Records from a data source
:::::

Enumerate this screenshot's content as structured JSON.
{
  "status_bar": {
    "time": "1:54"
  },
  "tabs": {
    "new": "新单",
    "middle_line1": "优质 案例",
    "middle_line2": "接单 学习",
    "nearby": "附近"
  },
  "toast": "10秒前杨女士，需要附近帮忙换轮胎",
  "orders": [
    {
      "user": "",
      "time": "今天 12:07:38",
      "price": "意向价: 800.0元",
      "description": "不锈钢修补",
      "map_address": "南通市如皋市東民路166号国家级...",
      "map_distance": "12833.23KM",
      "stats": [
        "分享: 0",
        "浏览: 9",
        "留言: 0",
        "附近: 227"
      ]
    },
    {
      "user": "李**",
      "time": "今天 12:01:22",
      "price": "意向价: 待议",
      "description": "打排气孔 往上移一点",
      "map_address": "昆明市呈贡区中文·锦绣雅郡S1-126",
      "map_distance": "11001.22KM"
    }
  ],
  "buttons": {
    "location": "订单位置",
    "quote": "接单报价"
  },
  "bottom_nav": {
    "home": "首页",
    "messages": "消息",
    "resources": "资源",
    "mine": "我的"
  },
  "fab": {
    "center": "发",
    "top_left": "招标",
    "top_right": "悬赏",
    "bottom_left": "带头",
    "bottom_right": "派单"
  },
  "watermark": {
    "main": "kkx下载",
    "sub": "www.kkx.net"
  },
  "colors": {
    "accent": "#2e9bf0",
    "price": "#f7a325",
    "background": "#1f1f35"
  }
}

:::::

» **Challenge**
Print all the data exactly.

» **Response for this exercise**
Enumerate this screenshot's content as structured JSON.
{
  "status_bar": {
    "time": "1:54"
  },
  "tabs": {
    "new": "新单",
    "middle_line1": "优质 案例",
    "middle_line2": "接单 学习",
    "nearby": "附近"
  },
  "toast": "10秒前杨女士，需要附近帮忙换轮胎",
  "orders": [
    {
      "user": "",
      "time": "今天 12:07:38",
      "price": "意向价: 800.0元",
      "description": "不锈钢修补",
      "map_address": "南通市如皋市東民路166号国家级...",
      "map_distance": "12833.23KM",
      "stats": [
        "分享: 0",
        "浏览: 9",
        "留言: 0",
        "附近: 227"
      ]
    },
    {
      "user": "李**",
      "time": "今天 12:01:22",
      "price": "意向价: 待议",
      "description": "打排气孔 往上移一点",
      "map_address": "昆明市呈贡区中文·锦绣雅郡S1-126",
      "map_distance": "11001.22KM"
    }
  ],
  "buttons": {
    "location": "订单位置",
    "quote": "接单报价"
  },
  "bottom_nav": {
    "home": "首页",
    "messages": "消息",
    "resources": "资源",
    "mine": "我的"
  },
  "fab": {
    "center": "发",
    "top_left": "招标",
    "top_right": "悬赏",
    "bottom_left": "带头",
    "bottom_right": "派单"
  },
  "watermark": {
    "main": "kkx下载",
    "sub": "www.kkx.net"
  },
  "colors": {
    "accent": "#2e9bf0",
    "price": "#f7a325",
    "background": "#1f1f35"
  }
}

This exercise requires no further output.